╭─ Data excerpts
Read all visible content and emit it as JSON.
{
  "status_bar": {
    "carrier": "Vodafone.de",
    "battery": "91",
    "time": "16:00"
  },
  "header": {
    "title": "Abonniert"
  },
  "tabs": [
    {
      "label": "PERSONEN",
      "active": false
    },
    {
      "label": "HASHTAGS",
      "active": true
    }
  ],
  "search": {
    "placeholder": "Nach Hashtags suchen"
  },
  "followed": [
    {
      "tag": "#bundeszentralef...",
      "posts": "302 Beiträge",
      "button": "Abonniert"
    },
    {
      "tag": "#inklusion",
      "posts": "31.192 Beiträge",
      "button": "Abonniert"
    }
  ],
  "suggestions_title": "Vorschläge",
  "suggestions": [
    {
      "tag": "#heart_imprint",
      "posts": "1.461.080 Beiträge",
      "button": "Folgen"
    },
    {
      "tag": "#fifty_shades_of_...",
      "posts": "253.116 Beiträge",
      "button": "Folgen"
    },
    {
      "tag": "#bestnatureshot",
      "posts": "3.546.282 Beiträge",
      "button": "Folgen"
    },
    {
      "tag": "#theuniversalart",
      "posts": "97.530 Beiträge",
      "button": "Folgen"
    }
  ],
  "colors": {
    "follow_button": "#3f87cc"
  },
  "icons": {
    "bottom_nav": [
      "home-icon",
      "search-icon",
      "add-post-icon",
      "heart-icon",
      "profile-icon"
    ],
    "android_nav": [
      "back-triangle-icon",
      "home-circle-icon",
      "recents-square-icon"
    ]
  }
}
╰─
> [Task details]
Extract each record, keeping it identical to the original.

> [Result of this exercise]
Read all visible content and emit it as JSON.
{
  "status_bar": {
    "carrier": "Vodafone.de",
    "battery": "91",
    "time": "16:00"
  },
  "header": {
    "title": "Abonniert"
  },
  "tabs": [
    {
      "label": "PERSONEN",
      "active": false
    },
    {
      "label": "HASHTAGS",
      "active": true
    }
  ],
  "search": {
    "placeholder": "Nach Hashtags suchen"
  },
  "followed": [
    {
      "tag": "#bundeszentralef...",
      "posts": "302 Beiträge",
      "button": "Abonniert"
    },
    {
      "tag": "#inklusion",
      "posts": "31.192 Beiträge",
      "button": "Abonniert"
    }
  ],
  "suggestions_title": "Vorschläge",
  "suggestions": [
    {
      "tag": "#heart_imprint",
      "posts": "1.461.080 Beiträge",
      "button": "Folgen"
    },
    {
      "tag": "#fifty_shades_of_...",
      "posts": "253.116 Beiträge",
      "button": "Folgen"
    },
    {
      "tag": "#bestnatureshot",
      "posts": "3.546.282 Beiträge",
      "button": "Folgen"
    },
    {
      "tag": "#theuniversalart",
      "posts": "97.530 Beiträge",
      "button": "Folgen"
    }
  ],
  "colors": {
    "follow_button": "#3f87cc"
  },
  "icons": {
    "bottom_nav": [
      "home-icon",
      "search-icon",
      "add-post-icon",
      "heart-icon",
      "profile-icon"
    ],
    "android_nav": [
      "back-triangle-icon",
      "home-circle-icon",
      "recents-square-icon"
    ]
  }
}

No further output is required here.